If you’ve decided to spend the hot summer days journeying to the heart of Texas by binge-watching all eight episodes of The Hunting Wives, you’re not alone. And, if you’ve made it all the way to the end of the show and have questions about the big finale, you’re also not alone.
Adapted from May Cobb’s novel, Netflix’s The Hunting Wives has it all: buried secrets, open-carry guns, bisexual affairs, kidnapped teens, questionable parenting, swinging politicians, and corrupt clergy. The show, which TIME’s critic described as “the wildest, silliest, and soapiest wife show ever made,” is such addictive fun that it’s easy to go with the Netflix flow and let the episodes roll. By the time the credits appear on the final episode, though, there may be a few bigger questions to answer. We’re here to help.
The show starts when Sophie (Brittany Snow), her husband Graham (Evan Jonigkeit), and their young son arrive in the Lone Star State with liberal ideas, a Tesla, and the hope of a new start. Graham is there to start a job working for Jed Banks (Dermot Mulroney), one of the most powerful men in Texas. His socialite wife, Margo (Malin Akerman), quickly takes Sophie under her wing, introducing the wide-eyed waif to her gaggle of girlfriends, including Jill (Katie Lowes), the wife of the megachurch’s reverend, and Callie (Jaime Ray Newman), the sheriff’s wife. Soon, they have the sober, non-driving, gun-hating, Cambridge girl with a dark past downing tequila shots, doing donuts in the parking lot, shooting a boar, having hot extramarital sex with Margo, and, ominously enough, buying a gun.
It’s all fun fun fun until a high school girl, Abby (Madison Wolfe) turns up dead in the woods. Turns out that Abby was dating Jill’s son, Brad (George Ferrier), and it’s revealed that not only did she no longer have her purity ring on, but Sophie’s gun is identified as the murder weapon. Despite the clear lack of motive (she didn’t even know the girl!), Sophie becomes the prime suspect in the murder. Now shunned by her new friends and her truly terrible husband, Sophie sets out to find the real killer. Along the way, she unearths some of the town’s darkest secrets.
The Hunting Wives finale brings everything to a head
In the last episode, titled “Sophie’s Choice,” the clues and the bodies start piling up, and Sophie, the political PR-turned-girl-detective, realizes that the real killer has been right in front of her the whole time. She just didn’t want to see it. The big clue? It all started in the ladies’ room. Back to that in a minute.
The show did a good job with the build-up, because in Episode 7, the penultimate episode, it felt like the crime had been solved when youth Pastor Pete (Paul Teal) was busted for preying on his flock. He kidnapped one young woman and was behind the disappearance of another missing girl mentioned earlier in the season. He even gave Abby a ride to a party on the night she died and he had her sweater in his car. But though he looked guilty as hell, but he did not kill Abby. The other false lead was Brad’s mom, Jill. She openly disliked her son’s girlfriend, calling the girl a gold-digger and accusing her of leading her precious boy down a path of fornication and sin. She acted very suspiciously, too, wiping her GPS, changing all her passwords, and furiously cleaning one spot on her car. She was also downright eager to provide Brad with an alibi for the night of the murder, which just so happened to give her an alibi, too. Jill looked even more guilty after Pastor Pete told Sophie that Brad had confided in him that he had gotten his girlfriend pregnant and she had gotten an abortion, despite the difficulty accessing one in Deep Red Pro-Life Texas. Even her own son started to suspect the good pastor’s wife when it was revealed that she was one of Abby’s last outgoing calls—and she happened to have Abby’s phone. Sophie believed Jill found out about the abortion and killed Abby to keep her quiet. However, it’s revealed that Jill didn’t do it either. Why she wiped her GPS and passwords and what she was doing the night of the murder is unclear, but she didn’t kill Abby— and soon wound up dead herself. Her death meant Sophie was cleared of the crime and was finally out of jail.

▶ _RAW DATA_
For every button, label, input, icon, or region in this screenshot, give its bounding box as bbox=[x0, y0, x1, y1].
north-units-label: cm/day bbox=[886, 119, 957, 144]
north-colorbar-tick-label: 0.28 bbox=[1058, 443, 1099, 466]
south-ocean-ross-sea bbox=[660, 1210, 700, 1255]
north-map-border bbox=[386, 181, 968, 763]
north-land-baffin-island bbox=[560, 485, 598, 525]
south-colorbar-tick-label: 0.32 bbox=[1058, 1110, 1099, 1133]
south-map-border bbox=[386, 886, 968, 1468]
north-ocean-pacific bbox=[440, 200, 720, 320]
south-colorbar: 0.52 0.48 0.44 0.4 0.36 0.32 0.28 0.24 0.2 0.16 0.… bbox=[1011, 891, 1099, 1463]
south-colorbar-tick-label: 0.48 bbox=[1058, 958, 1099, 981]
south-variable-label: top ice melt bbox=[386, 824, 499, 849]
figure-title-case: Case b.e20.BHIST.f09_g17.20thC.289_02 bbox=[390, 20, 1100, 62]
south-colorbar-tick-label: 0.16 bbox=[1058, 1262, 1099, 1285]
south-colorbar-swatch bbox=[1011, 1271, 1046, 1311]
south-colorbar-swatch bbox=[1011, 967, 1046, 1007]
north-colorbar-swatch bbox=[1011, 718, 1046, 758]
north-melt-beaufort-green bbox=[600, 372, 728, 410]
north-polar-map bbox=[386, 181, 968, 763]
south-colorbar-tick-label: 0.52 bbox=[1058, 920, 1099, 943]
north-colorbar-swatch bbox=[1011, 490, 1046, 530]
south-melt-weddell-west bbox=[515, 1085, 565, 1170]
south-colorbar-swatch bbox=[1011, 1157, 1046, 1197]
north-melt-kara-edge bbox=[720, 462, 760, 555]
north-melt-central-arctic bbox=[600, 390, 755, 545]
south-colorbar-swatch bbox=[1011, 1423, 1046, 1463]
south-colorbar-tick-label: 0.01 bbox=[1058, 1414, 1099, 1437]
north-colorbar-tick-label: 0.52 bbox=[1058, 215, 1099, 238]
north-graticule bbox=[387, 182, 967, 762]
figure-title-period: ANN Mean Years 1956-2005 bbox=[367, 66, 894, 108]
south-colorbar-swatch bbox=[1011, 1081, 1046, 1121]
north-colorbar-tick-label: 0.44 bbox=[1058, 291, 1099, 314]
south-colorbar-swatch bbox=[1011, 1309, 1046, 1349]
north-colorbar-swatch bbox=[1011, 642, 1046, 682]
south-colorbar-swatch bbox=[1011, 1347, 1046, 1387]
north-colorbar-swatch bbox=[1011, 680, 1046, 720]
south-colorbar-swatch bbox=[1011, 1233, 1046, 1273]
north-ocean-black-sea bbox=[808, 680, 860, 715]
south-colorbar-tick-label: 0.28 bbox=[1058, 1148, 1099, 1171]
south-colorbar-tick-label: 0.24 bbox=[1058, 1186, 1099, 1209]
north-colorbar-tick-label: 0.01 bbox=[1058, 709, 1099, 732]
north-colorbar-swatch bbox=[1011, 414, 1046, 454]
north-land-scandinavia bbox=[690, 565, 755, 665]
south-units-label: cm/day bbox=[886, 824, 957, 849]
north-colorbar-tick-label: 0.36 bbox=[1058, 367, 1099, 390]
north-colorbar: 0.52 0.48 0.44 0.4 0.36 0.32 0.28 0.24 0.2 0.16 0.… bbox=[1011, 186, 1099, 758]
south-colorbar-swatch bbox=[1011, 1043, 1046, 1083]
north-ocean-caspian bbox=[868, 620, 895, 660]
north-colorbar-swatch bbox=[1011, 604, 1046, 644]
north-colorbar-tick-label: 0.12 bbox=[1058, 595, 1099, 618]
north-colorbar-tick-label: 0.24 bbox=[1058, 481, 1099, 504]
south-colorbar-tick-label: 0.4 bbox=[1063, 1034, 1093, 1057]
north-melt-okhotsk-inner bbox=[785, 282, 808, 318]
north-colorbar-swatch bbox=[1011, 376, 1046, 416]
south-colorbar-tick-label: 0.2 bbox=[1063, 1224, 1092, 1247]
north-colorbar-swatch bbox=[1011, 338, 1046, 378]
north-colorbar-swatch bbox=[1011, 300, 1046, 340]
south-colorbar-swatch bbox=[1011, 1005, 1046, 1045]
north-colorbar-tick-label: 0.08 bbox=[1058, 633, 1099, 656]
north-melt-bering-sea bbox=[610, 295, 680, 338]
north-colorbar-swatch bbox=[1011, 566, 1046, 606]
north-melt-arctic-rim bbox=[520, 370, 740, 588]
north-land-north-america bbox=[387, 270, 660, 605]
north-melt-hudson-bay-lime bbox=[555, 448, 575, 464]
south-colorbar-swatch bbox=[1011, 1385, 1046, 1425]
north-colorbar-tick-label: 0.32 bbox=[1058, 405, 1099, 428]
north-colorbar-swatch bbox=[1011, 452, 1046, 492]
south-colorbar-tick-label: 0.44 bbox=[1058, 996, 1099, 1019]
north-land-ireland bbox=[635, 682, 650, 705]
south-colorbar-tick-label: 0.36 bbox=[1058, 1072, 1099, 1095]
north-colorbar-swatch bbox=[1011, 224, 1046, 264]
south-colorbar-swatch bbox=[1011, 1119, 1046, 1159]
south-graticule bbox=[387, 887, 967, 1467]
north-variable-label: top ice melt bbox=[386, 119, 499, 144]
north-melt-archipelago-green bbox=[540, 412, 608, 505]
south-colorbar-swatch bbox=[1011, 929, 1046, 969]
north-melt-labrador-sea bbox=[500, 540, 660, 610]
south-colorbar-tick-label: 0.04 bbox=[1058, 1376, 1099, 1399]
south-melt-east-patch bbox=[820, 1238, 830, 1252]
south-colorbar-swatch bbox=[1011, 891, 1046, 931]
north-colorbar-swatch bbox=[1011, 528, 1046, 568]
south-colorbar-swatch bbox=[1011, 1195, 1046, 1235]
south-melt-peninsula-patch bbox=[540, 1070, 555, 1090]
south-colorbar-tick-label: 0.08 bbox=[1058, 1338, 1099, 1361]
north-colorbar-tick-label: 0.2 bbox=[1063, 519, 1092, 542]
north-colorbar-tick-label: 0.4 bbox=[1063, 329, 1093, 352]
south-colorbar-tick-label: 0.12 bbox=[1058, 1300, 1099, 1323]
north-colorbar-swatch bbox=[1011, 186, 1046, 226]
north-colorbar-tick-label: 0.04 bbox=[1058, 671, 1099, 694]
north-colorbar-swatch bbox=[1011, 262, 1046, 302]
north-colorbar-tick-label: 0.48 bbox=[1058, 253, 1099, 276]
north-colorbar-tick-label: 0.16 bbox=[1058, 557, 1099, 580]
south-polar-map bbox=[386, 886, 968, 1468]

▶ _WORK TO COMPLETE_
- A) Translate this sentence from the article on The Hunting Wives into Spanish: "Now shunned by her new friends and her truly terrible husband, Sophie sets out to find the real killer."
- B) Write out the passage of the article on The Hunting Wives that starts at "The Hunting Wives finale" and ends at "in a minute.".

▶ _RESULTS IN ORDER_
- A) Ahora rechazada por sus nuevas amigas y por su marido verdaderamente terrible, Sophie se propone encontrar al verdadero asesino.

- B)
The Hunting Wives finale brings everything to a head
In the last episode, titled “Sophie’s Choice,” the clues and the bodies start piling up, and Sophie, the political PR-turned-girl-detective, realizes that the real killer has been right in front of her the whole time. She just didn’t want to see it. The big clue? It all started in the ladies’ room. Back to that in a minute.